◆ AUFGABENSTELLUNG
Beantworten Sie anhand des Textauszugs zu Theaterbauten folgende Fragen:
(a) Aus welchem Jahr stammt Schillers Gedicht »An die Freunde«?
(b) Welches Büro baute das Gebäude für die Hochschule für Schauspielkunst Ernst Busch um?
(c) Welcher Leitgedanke bestimmte diesen Umbau?

Editorial
In seinem Gedicht »An die Freunde« von 1803 bezeichnet Friedrich Schiller die Theaterbühne als »Bretter, die die Welt bedeuten«. Für nicht mehr aber auch nicht weniger steht das Holzpodest, das den darstellenden Künstler vom Zuschauer abhebt: Eine Fläche, auf der sich das künstlerische Ideengebilde, vom inneren Erleben eines Einzelnen bis hin zu gesellschaftspolitisch aktuellen Themen, darstellerisch interpretieren lässt.
Ein simples Podium auf der grünen Wiese kann einer Aufführung von Musik, Tanz oder Schauspiel dabei ebenso genügen wie eine technisch bestens ausgestattete Bühne in anspruchsvoller Architektur. Der Umgang mit Bauten für die darstellenden Künste – von der experimentellen Schauspielschule über das Theater mit Leuchtturmcharakter bis hin zum Prestigeobjekt der Hochkultur – zeugt wiederum von den gesellschaftlichen Verhältnissen ihrer häufig auch umstrittenen Entstehung.
Dass ein Ort der Reflektion über gesellschaftliche Entwicklungen und Konflikte eine zentrale Stellung im baulichen Gefüge einnehmen sollte, kann in Anbetracht der Geschehnisse auf der Weltbühne nur als zwingend gelten – immer jedoch in der Hoffnung, dass ein Besuch von Theater, Konzertsaal und Oper den Blickwinkel des Zuschauers weitet und nicht verengt. | Martin Höchst
Lehrwerkstatt der Improvisation
(SUBTITLE) Hochschule für Schauspielkunst Ernst Busch in Berlin
Für die Schauspiel-Hochschule Ernst Busch in Berlin haben Ortner & Ortner ein vormalig von den Opernwerkstätten genutztes Gebäude umgebaut, mit einem markanten Bühnenturm ergänzt und es dadurch in eine »Werkstätte des Theatermachens« verwandelt. So wenig wie möglich verändern, war der Leitgedanke, der ein überraschend freundliches Bauensemble hervorgebracht hat.

◆ Zeilen aus einem Layout-Datensatz
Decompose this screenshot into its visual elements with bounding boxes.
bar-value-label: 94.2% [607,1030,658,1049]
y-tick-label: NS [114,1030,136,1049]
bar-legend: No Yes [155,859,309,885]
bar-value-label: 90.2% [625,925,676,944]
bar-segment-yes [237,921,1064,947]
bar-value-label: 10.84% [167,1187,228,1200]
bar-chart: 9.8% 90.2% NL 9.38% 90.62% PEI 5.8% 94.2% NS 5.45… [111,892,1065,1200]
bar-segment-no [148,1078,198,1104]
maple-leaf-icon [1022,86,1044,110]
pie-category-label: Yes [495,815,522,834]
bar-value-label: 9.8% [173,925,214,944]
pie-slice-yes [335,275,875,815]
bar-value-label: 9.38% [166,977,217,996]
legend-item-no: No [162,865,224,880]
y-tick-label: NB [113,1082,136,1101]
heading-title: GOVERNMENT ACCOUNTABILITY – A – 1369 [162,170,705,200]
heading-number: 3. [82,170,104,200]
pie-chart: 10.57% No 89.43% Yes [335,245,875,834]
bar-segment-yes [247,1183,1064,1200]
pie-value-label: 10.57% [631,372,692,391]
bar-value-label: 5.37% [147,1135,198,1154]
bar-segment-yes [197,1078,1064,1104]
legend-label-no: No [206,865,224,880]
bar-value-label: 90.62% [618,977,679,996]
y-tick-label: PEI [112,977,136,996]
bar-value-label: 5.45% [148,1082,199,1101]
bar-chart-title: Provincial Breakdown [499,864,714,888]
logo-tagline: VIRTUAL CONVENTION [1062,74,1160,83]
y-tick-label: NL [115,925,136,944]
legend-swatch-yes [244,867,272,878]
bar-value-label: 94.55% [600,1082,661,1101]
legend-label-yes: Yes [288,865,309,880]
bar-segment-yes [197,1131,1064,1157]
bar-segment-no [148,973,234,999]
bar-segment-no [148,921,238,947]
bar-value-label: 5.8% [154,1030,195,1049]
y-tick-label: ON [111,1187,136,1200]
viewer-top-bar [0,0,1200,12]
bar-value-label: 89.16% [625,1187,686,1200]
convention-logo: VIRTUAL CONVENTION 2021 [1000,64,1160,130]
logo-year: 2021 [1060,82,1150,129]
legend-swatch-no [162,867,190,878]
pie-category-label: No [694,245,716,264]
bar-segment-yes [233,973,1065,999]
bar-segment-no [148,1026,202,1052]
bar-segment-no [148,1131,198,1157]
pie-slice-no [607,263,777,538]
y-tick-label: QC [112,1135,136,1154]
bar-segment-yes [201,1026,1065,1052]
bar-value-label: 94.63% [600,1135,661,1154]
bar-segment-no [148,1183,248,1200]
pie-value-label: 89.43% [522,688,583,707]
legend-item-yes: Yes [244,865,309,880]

◆ VOLLSTÄNDIGE ANTWORT
(a) 1803
(b) Ortner & Ortner
(c) So wenig wie möglich verändern